_SUPPLIED INFORMATION_
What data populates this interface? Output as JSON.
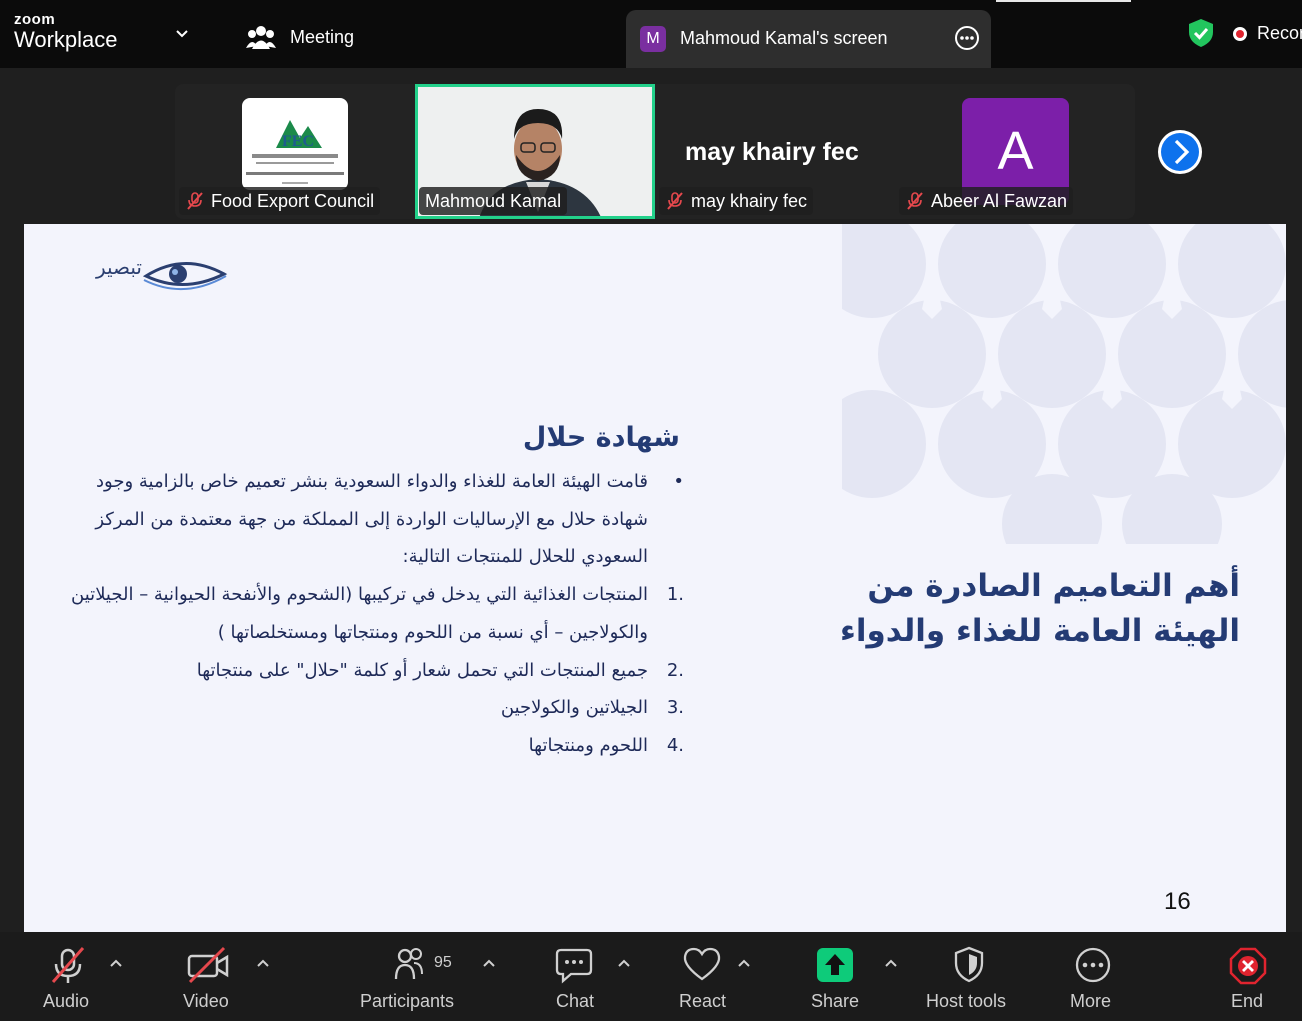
{
  "topbar": {
    "brand_small": "zoom",
    "brand_large": "Workplace",
    "meeting_label": "Meeting",
    "screen_tab_badge": "M",
    "screen_tab_label": "Mahmoud Kamal's screen",
    "record_label": "Recor"
  },
  "gallery": {
    "tiles": [
      {
        "name": "Food Export Council"
      },
      {
        "name": "Mahmoud Kamal"
      },
      {
        "name": "may khairy fec",
        "display": "may khairy fec"
      },
      {
        "name": "Abeer Al Fawzan",
        "avatar_letter": "A"
      }
    ]
  },
  "slide": {
    "logo_ar": "تبصير",
    "logo_en": "Tabseer",
    "title_line1": "أهم التعاميم الصادرة من",
    "title_line2": "الهيئة العامة للغذاء والدواء",
    "heading": "شهادة حلال",
    "bullet": "قامت الهيئة العامة للغذاء والدواء السعودية بنشر تعميم خاص بالزامية وجود شهادة حلال مع الإرساليات الواردة إلى المملكة من جهة معتمدة من المركز السعودي للحلال للمنتجات التالية:",
    "items": [
      {
        "num": ".1",
        "text": "المنتجات الغذائية التي يدخل في تركيبها (الشحوم والأنفحة الحيوانية – الجيلاتين والكولاجين – أي نسبة من اللحوم ومنتجاتها ومستخلصاتها )"
      },
      {
        "num": ".2",
        "text": "جميع المنتجات التي تحمل شعار أو كلمة \"حلال\" على منتجاتها"
      },
      {
        "num": ".3",
        "text": "الجيلاتين والكولاجين"
      },
      {
        "num": ".4",
        "text": "اللحوم ومنتجاتها"
      }
    ],
    "page_number": "16"
  },
  "toolbar": {
    "audio": "Audio",
    "video": "Video",
    "participants": "Participants",
    "participants_count": "95",
    "chat": "Chat",
    "react": "React",
    "share": "Share",
    "host_tools": "Host tools",
    "more": "More",
    "end": "End"
  },
  "colors": {
    "accent_green": "#23d18b",
    "share_green": "#0ecb7a",
    "slide_navy": "#243b74",
    "end_red": "#e0242f",
    "avatar_purple": "#7c1fa9"
  }
}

_GIVEN EXERCISE_
Retype the listing exactly. Pictures do not belong in the copy.

_OUTPUT OF THE TASK_
What data populates this interface? Output as JSON.
{
  "topbar": {
    "brand_small": "zoom",
    "brand_large": "Workplace",
    "meeting_label": "Meeting",
    "screen_tab_badge": "M",
    "screen_tab_label": "Mahmoud Kamal's screen",
    "record_label": "Recor"
  },
  "gallery": {
    "tiles": [
      {
        "name": "Food Export Council"
      },
      {
        "name": "Mahmoud Kamal"
      },
      {
        "name": "may khairy fec",
        "display": "may khairy fec"
      },
      {
        "name": "Abeer Al Fawzan",
        "avatar_letter": "A"
      }
    ]
  },
  "slide": {
    "logo_ar": "تبصير",
    "logo_en": "Tabseer",
    "title_line1": "أهم التعاميم الصادرة من",
    "title_line2": "الهيئة العامة للغذاء والدواء",
    "heading": "شهادة حلال",
    "bullet": "قامت الهيئة العامة للغذاء والدواء السعودية بنشر تعميم خاص بالزامية وجود شهادة حلال مع الإرساليات الواردة إلى المملكة من جهة معتمدة من المركز السعودي للحلال للمنتجات التالية:",
    "items": [
      {
        "num": ".1",
        "text": "المنتجات الغذائية التي يدخل في تركيبها (الشحوم والأنفحة الحيوانية – الجيلاتين والكولاجين – أي نسبة من اللحوم ومنتجاتها ومستخلصاتها )"
      },
      {
        "num": ".2",
        "text": "جميع المنتجات التي تحمل شعار أو كلمة \"حلال\" على منتجاتها"
      },
      {
        "num": ".3",
        "text": "الجيلاتين والكولاجين"
      },
      {
        "num": ".4",
        "text": "اللحوم ومنتجاتها"
      }
    ],
    "page_number": "16"
  },
  "toolbar": {
    "audio": "Audio",
    "video": "Video",
    "participants": "Participants",
    "participants_count": "95",
    "chat": "Chat",
    "react": "React",
    "share": "Share",
    "host_tools": "Host tools",
    "more": "More",
    "end": "End"
  },
  "colors": {
    "accent_green": "#23d18b",
    "share_green": "#0ecb7a",
    "slide_navy": "#243b74",
    "end_red": "#e0242f",
    "avatar_purple": "#7c1fa9"
  }
}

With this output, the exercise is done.